» Data records:
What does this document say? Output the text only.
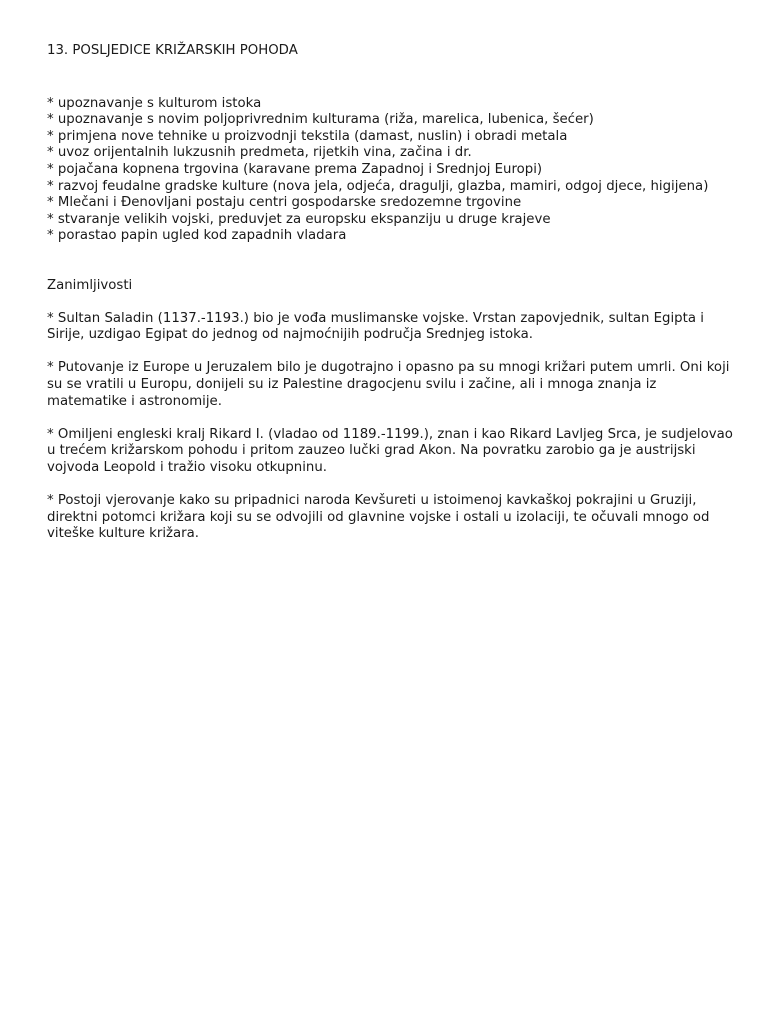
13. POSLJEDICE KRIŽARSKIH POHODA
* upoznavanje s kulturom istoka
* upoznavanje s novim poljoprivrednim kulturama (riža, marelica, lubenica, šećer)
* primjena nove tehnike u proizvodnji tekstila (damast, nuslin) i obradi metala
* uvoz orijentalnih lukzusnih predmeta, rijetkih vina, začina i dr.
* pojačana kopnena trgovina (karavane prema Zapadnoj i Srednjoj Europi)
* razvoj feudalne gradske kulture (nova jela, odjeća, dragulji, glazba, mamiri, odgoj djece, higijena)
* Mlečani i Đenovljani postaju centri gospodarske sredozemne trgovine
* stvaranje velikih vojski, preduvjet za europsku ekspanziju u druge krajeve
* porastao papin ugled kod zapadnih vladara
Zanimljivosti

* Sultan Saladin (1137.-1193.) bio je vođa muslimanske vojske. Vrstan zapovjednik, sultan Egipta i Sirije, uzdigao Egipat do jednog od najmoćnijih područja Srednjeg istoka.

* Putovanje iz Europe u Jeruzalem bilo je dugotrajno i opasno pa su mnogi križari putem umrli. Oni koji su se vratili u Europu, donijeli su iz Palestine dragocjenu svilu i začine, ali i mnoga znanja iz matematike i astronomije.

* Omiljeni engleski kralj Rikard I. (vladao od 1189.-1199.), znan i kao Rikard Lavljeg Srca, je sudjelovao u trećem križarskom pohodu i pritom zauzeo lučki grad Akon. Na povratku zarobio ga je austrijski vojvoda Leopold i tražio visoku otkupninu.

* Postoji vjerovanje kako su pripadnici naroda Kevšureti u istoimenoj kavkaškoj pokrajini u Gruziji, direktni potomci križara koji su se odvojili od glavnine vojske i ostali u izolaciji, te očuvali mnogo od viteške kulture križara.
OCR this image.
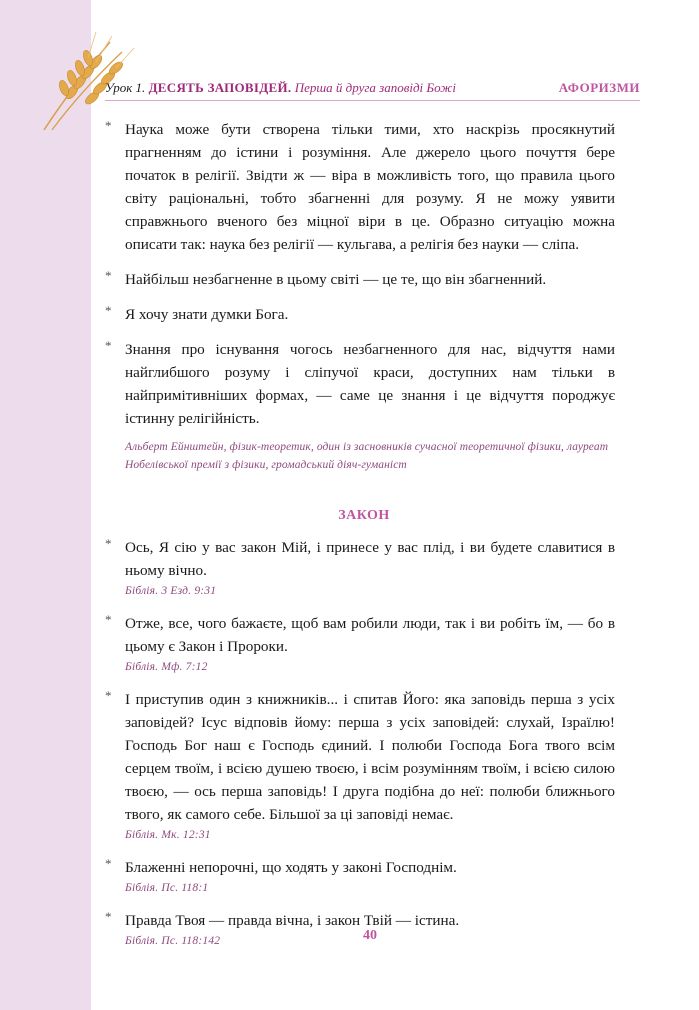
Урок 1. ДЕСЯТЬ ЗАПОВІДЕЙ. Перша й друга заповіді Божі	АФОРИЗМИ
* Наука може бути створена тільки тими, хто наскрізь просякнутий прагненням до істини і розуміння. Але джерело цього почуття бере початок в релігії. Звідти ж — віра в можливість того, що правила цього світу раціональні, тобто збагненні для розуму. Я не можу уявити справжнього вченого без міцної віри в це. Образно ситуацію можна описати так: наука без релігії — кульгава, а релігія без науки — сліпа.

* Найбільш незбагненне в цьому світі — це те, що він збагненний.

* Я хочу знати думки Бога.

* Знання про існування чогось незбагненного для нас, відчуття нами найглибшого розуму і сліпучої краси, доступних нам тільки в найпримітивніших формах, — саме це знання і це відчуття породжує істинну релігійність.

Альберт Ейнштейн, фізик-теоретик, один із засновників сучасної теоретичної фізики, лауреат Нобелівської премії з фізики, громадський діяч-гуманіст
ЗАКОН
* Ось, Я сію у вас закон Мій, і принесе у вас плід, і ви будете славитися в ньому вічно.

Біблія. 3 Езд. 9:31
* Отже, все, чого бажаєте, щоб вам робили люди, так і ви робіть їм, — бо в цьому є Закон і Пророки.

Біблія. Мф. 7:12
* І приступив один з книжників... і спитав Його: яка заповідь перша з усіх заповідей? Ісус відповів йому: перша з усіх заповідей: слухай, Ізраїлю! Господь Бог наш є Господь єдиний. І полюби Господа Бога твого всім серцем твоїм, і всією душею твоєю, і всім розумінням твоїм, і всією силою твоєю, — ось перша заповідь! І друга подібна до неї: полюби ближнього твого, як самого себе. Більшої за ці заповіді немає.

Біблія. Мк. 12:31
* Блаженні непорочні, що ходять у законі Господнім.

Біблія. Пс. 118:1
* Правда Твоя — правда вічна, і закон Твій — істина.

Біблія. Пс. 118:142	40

» Instructions for the task: Which lines include "vojske"? Copy each of them out.

» Task output:
* Sultan Saladin (1137.-1193.) bio je vođa muslimanske vojske. Vrstan zapovjednik, sultan Egipta i Sirije, uzdigao Egipat do jednog od najmoćnijih područja Srednjeg istoka.
* Postoji vjerovanje kako su pripadnici naroda Kevšureti u istoimenoj kavkaškoj pokrajini u Gruziji, direktni potomci križara koji su se odvojili od glavnine vojske i ostali u izolaciji, te očuvali mnogo od viteške kulture križara.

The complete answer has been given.